OBJECTIVE
Pick every line with "this" from the material below.

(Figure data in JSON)

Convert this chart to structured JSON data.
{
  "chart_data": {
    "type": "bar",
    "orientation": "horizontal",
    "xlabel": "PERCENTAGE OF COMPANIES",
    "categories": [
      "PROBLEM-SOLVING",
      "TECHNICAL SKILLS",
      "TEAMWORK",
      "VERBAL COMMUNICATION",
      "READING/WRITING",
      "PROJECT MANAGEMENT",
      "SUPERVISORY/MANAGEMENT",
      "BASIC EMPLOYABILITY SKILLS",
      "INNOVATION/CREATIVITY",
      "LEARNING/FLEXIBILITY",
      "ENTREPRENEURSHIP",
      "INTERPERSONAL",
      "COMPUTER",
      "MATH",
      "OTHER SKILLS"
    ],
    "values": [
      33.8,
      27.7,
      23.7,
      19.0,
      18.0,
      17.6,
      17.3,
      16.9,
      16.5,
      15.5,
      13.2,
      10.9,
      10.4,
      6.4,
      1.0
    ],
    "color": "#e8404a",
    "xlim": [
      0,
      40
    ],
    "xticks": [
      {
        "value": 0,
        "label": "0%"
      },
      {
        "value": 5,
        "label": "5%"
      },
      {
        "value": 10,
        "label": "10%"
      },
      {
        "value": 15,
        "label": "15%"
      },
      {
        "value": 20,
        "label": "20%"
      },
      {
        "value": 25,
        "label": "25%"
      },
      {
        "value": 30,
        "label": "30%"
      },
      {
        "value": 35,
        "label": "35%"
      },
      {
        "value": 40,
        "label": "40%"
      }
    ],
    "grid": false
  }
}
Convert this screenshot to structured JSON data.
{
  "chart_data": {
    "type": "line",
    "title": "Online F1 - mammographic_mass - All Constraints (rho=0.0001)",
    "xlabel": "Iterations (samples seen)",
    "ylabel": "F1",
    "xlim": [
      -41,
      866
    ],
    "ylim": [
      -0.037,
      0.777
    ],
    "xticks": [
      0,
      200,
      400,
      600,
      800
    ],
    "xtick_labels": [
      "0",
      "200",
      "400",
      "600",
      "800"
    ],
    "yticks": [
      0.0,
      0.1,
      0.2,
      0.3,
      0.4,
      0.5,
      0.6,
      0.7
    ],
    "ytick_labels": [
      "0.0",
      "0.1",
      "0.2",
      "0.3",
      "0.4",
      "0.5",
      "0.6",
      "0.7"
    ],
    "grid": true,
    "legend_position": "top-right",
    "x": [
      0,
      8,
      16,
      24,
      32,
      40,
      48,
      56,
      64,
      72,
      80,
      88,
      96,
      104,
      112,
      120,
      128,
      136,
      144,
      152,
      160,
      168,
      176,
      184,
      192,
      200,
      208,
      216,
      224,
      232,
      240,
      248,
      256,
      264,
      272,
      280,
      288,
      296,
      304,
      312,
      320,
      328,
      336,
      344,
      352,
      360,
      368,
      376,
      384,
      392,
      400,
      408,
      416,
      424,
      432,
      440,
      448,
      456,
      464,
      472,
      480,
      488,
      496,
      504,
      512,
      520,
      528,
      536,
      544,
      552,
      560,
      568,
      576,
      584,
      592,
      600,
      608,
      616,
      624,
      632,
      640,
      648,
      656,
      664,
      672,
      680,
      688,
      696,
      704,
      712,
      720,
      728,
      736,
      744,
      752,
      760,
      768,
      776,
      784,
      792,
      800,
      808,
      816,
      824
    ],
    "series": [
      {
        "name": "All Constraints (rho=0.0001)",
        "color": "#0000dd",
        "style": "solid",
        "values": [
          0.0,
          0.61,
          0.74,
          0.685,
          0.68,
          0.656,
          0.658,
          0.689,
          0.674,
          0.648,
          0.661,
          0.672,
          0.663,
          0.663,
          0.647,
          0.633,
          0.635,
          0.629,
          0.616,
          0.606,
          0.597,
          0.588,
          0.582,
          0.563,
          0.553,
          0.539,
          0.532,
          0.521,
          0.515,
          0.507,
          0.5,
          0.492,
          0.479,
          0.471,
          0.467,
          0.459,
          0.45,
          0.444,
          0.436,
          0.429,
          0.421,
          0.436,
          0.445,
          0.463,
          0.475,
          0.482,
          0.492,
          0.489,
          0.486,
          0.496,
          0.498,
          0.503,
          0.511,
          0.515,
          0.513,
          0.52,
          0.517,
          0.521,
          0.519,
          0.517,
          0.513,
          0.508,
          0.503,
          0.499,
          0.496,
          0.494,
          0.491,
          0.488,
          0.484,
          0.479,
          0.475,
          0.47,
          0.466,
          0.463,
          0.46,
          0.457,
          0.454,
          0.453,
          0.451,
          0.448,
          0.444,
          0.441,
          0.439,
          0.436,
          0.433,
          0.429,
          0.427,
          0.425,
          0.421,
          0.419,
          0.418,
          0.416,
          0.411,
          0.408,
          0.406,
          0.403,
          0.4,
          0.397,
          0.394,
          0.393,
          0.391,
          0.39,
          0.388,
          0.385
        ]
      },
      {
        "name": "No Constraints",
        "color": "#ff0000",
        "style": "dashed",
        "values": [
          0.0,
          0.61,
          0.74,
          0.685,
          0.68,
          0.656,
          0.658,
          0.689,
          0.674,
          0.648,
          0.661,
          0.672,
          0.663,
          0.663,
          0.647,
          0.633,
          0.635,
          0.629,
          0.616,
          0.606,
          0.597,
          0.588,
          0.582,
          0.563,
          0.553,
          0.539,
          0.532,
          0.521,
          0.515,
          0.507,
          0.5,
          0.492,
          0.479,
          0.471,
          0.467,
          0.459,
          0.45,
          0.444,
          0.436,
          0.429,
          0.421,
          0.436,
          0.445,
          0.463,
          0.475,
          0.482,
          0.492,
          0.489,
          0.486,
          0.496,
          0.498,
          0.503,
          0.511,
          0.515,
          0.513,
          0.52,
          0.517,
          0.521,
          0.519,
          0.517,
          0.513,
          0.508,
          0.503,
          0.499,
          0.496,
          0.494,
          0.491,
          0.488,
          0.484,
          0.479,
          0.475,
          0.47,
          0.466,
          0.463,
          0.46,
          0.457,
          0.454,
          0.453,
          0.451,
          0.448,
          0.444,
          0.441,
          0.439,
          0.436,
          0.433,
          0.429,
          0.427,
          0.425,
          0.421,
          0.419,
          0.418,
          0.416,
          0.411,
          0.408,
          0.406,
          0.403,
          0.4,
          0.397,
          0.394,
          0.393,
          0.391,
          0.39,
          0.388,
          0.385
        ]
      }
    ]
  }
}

COMPLETED EXERCISE
Convert this chart to structured JSON data.
Convert this screenshot to structured JSON data.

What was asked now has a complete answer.